Records shown |
******************************
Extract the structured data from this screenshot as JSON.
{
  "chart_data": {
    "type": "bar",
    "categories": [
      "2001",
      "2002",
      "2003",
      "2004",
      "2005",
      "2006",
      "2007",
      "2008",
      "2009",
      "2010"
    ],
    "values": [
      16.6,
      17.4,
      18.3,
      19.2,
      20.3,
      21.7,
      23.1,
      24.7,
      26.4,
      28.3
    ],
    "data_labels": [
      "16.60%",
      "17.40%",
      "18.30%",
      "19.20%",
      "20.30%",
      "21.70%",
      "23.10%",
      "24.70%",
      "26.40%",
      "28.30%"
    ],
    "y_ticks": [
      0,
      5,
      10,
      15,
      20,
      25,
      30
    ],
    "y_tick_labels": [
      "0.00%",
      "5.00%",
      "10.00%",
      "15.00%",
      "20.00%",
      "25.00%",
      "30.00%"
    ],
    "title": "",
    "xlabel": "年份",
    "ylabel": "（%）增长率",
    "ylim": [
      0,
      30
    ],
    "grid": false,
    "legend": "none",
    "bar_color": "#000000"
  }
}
******************************
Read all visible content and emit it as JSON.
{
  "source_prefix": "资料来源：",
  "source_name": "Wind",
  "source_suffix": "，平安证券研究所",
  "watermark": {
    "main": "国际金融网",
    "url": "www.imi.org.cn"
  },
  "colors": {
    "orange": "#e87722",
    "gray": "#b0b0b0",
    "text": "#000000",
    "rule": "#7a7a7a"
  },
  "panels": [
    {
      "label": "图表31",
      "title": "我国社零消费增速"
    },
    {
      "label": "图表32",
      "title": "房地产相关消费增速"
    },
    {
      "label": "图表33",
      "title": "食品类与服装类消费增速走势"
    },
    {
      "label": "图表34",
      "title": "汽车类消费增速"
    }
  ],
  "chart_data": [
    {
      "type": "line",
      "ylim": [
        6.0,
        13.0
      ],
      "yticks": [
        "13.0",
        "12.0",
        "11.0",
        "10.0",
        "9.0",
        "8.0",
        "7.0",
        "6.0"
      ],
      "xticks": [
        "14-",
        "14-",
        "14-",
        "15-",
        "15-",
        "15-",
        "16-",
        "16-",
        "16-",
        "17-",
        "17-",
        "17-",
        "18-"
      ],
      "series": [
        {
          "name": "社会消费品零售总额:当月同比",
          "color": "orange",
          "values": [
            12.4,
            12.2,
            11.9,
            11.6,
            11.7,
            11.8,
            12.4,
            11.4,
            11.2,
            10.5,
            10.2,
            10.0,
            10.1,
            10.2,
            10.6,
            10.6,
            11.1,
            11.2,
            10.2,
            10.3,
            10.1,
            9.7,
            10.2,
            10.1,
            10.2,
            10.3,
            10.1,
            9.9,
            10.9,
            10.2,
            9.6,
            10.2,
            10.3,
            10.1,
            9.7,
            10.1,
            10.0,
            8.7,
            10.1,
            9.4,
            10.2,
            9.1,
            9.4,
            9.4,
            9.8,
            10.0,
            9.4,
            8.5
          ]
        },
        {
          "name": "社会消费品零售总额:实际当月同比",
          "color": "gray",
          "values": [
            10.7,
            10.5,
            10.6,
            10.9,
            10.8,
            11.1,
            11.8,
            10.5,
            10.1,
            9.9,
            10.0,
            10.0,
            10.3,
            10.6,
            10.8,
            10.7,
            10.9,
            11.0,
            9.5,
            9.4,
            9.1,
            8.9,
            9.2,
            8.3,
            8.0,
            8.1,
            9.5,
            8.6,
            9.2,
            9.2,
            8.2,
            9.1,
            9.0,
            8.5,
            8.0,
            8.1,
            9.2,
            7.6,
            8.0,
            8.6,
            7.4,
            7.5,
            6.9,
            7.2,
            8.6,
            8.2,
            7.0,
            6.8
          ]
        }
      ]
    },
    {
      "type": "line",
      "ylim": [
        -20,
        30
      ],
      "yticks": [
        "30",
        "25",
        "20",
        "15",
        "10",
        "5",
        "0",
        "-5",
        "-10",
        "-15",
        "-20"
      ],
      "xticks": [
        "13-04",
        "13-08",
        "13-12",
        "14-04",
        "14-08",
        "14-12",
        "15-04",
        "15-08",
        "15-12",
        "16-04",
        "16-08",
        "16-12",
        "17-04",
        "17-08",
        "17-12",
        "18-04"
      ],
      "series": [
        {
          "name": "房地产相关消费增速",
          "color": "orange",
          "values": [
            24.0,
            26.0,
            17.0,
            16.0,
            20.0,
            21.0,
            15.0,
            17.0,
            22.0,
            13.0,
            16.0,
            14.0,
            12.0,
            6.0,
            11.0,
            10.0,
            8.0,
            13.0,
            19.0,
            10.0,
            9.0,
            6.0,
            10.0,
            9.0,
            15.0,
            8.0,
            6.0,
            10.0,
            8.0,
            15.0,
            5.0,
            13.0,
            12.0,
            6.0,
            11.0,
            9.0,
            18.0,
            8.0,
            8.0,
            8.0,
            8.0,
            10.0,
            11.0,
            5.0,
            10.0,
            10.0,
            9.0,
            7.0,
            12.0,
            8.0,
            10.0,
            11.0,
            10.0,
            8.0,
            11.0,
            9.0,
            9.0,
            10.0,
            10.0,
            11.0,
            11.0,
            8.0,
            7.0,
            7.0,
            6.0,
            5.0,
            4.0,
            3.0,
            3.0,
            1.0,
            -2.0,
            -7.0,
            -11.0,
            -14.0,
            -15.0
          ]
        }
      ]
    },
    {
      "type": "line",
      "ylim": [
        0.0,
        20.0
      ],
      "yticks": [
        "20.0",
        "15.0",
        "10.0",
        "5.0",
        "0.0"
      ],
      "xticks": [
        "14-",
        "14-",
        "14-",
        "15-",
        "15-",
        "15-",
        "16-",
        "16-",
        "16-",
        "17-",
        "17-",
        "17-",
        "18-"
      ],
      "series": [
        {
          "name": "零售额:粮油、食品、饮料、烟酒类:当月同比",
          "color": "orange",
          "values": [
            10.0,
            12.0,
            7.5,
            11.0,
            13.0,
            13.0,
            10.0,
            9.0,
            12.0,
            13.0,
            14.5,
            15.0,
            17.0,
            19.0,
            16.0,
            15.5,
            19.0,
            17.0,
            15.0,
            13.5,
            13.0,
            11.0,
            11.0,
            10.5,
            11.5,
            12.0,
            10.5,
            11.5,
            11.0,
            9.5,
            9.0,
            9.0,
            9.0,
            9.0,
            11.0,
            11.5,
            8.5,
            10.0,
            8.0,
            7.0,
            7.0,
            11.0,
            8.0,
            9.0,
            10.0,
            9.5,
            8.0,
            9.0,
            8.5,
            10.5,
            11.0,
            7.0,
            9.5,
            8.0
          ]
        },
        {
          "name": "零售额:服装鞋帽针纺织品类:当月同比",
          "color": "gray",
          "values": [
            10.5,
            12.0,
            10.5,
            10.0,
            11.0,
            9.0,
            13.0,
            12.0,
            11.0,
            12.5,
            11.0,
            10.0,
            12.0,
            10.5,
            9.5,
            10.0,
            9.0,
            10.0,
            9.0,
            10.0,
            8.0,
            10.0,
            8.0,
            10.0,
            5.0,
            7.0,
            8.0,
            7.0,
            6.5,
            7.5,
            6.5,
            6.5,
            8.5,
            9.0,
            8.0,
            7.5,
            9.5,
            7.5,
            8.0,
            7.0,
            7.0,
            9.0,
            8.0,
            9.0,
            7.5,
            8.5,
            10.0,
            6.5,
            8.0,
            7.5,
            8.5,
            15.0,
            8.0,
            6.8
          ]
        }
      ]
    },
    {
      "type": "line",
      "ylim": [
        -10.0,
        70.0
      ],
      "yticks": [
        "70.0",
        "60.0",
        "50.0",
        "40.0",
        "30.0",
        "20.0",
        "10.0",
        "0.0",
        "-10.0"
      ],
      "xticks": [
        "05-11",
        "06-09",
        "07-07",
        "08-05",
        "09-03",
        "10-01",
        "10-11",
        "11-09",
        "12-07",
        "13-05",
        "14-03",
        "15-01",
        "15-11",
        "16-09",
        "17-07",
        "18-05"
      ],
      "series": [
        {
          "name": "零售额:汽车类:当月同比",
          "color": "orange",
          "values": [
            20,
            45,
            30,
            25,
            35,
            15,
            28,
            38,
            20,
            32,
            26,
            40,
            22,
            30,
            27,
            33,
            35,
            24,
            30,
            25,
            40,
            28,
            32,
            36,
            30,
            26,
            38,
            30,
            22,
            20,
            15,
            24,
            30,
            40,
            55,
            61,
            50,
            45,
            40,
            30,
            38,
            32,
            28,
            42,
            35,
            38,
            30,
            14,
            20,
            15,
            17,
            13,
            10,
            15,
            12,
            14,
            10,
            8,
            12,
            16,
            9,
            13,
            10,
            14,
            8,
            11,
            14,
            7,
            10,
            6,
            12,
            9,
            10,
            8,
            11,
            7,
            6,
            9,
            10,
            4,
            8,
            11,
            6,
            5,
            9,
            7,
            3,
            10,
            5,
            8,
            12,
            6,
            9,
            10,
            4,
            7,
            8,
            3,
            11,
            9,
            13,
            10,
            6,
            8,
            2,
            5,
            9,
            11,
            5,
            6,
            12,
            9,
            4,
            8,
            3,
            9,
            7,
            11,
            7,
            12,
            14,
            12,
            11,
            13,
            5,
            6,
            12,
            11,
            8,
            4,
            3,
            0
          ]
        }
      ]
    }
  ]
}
******************************
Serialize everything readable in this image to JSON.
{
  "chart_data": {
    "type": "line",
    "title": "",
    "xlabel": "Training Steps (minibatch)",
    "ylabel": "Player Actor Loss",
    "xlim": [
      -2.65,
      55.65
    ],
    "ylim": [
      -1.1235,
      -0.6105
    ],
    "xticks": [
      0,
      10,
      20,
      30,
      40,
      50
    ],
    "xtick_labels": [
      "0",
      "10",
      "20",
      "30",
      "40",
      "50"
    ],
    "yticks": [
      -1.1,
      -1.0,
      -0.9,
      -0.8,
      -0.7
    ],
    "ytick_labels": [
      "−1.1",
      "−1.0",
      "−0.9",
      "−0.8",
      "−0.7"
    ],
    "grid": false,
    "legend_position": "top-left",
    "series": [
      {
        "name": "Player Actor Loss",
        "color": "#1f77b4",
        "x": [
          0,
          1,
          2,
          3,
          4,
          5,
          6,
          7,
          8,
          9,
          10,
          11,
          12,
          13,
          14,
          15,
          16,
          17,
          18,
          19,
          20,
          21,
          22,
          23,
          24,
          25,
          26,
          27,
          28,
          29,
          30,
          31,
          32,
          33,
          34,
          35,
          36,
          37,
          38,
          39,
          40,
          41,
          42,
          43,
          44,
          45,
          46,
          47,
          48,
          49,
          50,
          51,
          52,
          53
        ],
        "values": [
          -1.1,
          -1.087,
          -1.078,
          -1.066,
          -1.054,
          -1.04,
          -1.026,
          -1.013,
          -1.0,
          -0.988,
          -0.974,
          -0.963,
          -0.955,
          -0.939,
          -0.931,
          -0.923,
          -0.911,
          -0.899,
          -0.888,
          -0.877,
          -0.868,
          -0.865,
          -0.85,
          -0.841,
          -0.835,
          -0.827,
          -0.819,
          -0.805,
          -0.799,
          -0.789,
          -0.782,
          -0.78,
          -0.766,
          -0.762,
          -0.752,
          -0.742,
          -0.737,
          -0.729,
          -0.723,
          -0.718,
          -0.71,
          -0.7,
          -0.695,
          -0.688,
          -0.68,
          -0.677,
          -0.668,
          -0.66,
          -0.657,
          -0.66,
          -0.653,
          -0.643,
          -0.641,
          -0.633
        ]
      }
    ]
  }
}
******************************
Set problem | Determine the number of lines in these entries that contain the word "this", and write only that number.

Answer | 2